⟨

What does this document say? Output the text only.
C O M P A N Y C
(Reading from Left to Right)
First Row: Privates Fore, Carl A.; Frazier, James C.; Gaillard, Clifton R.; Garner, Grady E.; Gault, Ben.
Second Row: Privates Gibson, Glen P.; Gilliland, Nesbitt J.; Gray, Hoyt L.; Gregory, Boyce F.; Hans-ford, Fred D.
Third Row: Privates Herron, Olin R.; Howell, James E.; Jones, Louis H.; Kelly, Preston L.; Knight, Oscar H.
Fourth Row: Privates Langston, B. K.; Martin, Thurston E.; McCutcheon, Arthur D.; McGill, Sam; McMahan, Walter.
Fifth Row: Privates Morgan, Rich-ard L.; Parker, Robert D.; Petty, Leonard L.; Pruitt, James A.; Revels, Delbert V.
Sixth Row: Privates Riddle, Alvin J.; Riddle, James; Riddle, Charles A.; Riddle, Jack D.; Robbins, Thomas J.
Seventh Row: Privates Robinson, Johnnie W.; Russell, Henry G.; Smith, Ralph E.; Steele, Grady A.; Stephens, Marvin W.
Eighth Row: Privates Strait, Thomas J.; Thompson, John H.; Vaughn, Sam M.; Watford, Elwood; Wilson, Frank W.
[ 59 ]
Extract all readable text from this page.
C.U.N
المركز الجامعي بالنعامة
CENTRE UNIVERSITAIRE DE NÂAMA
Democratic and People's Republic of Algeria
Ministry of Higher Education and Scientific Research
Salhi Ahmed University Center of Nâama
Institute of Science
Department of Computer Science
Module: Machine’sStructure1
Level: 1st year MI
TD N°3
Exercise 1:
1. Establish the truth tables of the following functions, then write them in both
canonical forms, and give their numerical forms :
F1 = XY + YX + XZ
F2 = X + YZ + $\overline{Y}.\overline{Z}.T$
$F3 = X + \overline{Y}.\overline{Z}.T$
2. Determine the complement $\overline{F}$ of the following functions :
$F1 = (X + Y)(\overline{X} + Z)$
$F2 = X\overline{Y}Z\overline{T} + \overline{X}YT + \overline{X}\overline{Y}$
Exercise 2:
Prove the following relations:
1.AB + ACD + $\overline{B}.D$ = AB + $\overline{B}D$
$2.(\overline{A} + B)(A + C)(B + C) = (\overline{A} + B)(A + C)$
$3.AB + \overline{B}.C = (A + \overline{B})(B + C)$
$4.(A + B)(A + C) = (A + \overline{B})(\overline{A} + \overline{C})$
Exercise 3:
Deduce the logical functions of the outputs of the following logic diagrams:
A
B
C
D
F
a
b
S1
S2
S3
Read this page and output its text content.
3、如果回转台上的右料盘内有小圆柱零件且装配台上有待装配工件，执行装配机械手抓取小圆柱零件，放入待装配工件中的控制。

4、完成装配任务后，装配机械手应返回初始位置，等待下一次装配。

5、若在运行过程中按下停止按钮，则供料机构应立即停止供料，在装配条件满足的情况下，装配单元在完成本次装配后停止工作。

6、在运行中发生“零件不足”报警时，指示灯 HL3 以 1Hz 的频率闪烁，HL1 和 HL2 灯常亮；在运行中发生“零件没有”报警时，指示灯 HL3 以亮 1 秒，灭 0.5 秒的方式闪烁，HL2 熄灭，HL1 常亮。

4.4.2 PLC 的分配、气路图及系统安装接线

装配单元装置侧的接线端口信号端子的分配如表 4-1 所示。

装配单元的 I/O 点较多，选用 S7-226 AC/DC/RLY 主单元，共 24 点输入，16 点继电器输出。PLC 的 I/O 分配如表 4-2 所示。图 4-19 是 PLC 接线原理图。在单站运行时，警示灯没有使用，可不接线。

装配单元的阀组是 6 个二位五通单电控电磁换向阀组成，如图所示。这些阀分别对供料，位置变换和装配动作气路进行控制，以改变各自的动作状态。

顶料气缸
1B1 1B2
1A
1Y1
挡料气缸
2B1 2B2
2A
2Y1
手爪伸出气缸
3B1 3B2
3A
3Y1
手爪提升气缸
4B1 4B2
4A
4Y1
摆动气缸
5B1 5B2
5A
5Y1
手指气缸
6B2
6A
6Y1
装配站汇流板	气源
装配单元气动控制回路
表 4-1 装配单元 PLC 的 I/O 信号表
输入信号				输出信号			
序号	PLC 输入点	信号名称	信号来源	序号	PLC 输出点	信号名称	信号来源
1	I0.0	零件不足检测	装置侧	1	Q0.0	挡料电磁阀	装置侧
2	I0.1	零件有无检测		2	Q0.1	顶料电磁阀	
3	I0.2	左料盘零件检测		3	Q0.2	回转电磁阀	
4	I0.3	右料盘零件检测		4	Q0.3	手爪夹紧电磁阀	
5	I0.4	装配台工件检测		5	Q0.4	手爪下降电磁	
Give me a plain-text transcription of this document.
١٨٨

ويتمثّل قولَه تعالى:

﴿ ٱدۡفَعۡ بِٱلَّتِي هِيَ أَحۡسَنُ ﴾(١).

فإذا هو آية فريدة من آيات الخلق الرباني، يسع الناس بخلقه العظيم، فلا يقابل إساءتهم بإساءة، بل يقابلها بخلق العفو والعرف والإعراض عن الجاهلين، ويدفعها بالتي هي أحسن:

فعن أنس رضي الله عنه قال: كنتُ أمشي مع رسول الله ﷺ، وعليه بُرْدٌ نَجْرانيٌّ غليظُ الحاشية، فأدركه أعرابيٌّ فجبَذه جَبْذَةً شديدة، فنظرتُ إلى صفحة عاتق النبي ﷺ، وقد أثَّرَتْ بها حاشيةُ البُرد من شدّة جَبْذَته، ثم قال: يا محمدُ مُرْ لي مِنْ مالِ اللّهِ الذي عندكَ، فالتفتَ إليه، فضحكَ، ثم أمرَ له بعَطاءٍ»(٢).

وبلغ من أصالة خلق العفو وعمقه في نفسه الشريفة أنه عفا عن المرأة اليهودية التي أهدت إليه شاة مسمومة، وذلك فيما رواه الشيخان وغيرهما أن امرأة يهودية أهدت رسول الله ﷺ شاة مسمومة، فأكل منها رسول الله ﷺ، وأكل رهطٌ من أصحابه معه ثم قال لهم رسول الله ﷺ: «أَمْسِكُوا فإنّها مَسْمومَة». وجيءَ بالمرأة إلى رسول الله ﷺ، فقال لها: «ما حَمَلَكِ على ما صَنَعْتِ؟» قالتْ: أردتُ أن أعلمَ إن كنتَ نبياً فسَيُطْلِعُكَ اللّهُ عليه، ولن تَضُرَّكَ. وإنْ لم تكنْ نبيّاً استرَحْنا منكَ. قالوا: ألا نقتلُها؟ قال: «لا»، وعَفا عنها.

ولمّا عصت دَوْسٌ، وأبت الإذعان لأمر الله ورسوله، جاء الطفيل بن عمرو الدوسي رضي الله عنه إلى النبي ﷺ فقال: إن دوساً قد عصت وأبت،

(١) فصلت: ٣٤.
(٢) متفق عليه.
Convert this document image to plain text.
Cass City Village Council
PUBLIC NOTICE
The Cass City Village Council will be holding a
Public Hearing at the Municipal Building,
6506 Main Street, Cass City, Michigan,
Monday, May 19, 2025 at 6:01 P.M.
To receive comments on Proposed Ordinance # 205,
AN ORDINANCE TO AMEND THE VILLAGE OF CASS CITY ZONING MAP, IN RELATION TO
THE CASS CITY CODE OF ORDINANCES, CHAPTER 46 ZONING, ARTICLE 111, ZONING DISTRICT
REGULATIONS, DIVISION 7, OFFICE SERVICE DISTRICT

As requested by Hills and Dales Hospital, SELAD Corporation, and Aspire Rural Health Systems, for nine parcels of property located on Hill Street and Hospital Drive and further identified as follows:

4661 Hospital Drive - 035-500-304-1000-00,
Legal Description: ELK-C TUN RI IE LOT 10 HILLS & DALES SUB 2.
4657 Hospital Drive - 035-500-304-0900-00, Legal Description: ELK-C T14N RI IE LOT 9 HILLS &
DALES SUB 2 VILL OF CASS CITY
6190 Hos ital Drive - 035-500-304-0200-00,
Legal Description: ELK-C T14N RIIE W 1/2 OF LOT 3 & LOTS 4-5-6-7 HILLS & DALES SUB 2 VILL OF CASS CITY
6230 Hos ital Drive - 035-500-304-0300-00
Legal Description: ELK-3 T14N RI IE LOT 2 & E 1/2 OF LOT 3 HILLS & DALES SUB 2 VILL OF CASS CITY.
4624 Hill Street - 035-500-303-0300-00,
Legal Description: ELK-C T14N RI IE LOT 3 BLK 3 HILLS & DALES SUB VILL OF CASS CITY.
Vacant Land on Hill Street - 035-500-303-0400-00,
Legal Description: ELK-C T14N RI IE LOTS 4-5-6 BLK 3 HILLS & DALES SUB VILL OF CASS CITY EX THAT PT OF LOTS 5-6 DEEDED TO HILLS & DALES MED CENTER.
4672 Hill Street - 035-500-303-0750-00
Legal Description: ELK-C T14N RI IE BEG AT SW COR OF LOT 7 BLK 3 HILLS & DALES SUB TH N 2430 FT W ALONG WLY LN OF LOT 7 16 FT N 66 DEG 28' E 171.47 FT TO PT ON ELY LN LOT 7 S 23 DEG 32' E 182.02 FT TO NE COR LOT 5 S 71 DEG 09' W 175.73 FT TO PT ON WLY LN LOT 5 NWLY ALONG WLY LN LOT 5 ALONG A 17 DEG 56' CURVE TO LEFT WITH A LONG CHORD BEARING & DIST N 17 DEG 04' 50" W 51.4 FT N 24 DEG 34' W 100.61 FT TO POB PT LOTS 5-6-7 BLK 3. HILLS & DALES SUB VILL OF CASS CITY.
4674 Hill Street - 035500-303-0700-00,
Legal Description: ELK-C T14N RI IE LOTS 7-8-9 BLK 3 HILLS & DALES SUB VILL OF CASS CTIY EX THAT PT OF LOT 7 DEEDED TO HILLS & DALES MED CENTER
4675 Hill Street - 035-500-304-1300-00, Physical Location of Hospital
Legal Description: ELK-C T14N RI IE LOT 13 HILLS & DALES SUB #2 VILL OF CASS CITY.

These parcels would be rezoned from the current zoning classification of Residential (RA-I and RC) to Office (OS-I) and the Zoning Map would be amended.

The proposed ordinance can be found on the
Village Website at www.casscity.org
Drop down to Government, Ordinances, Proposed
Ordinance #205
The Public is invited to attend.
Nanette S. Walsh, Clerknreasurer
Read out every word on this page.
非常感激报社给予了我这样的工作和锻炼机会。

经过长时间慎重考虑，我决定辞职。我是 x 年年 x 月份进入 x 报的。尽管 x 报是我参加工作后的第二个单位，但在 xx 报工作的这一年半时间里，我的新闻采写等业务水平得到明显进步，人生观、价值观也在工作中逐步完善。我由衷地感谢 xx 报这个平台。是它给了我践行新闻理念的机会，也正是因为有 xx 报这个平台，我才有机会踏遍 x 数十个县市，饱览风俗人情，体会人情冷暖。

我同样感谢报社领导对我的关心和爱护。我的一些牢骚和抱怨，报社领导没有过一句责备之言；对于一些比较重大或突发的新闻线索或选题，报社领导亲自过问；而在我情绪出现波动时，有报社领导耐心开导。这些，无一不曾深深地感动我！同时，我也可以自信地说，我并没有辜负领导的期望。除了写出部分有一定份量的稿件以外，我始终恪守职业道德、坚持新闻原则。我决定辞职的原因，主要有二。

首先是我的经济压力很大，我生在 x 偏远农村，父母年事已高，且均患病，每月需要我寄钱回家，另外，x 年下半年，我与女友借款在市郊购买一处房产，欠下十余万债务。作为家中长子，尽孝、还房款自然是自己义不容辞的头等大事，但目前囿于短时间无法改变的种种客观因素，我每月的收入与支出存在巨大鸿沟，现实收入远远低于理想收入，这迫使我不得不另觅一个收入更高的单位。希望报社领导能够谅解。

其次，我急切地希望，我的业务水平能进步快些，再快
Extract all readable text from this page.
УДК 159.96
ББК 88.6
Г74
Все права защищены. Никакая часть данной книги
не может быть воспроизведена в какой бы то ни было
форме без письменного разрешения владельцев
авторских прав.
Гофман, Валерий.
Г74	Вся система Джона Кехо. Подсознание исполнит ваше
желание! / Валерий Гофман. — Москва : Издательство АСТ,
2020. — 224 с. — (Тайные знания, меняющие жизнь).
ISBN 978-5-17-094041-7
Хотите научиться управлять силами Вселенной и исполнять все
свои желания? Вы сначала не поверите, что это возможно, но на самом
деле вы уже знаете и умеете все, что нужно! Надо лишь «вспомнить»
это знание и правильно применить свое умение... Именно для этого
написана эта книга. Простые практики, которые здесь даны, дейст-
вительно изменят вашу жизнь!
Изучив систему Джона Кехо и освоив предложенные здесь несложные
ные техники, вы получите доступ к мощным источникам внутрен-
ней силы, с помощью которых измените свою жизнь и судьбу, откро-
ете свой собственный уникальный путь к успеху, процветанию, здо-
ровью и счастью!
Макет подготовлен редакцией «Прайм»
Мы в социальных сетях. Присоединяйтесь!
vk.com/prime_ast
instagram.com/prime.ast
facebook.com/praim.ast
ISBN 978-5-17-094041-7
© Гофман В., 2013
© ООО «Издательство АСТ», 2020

⟩

Show, from the listing above, each line that contains the word "DISTRICT".

### [Completed exercise]
THE CASS CITY CODE OF ORDINANCES, CHAPTER 46 ZONING, ARTICLE 111, ZONING DISTRICT
REGULATIONS, DIVISION 7, OFFICE SERVICE DISTRICT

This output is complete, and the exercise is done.